-- begin Data to process --
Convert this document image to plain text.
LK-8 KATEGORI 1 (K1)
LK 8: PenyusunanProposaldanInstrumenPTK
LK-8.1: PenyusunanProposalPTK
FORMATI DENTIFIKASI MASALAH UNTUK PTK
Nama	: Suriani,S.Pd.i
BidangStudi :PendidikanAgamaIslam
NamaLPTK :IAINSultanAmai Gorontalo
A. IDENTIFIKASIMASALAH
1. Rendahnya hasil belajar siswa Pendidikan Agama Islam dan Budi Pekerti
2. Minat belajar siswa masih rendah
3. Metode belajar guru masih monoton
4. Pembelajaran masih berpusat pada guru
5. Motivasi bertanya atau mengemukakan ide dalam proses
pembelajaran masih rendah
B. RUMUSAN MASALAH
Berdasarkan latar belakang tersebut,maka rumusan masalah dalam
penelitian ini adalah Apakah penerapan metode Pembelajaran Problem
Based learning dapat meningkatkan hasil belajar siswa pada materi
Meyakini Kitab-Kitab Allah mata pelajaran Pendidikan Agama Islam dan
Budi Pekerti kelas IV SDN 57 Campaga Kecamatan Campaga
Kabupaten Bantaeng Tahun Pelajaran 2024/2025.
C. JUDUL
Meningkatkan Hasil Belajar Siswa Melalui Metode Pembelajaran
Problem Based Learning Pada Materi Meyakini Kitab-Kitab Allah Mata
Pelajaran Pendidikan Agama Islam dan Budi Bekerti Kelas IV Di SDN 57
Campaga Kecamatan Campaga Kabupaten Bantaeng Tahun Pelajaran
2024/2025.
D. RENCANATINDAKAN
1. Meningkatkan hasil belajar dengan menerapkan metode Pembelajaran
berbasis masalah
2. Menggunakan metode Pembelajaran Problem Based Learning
-- end Data to process --
Filter the records down to the lines that contain the string "Based", and copy those lines.

• _Full answer_
Based learning dapat meningkatkan hasil belajar siswa pada materi
Problem Based Learning Pada Materi Meyakini Kitab-Kitab Allah Mata
2. Menggunakan metode Pembelajaran Problem Based Learning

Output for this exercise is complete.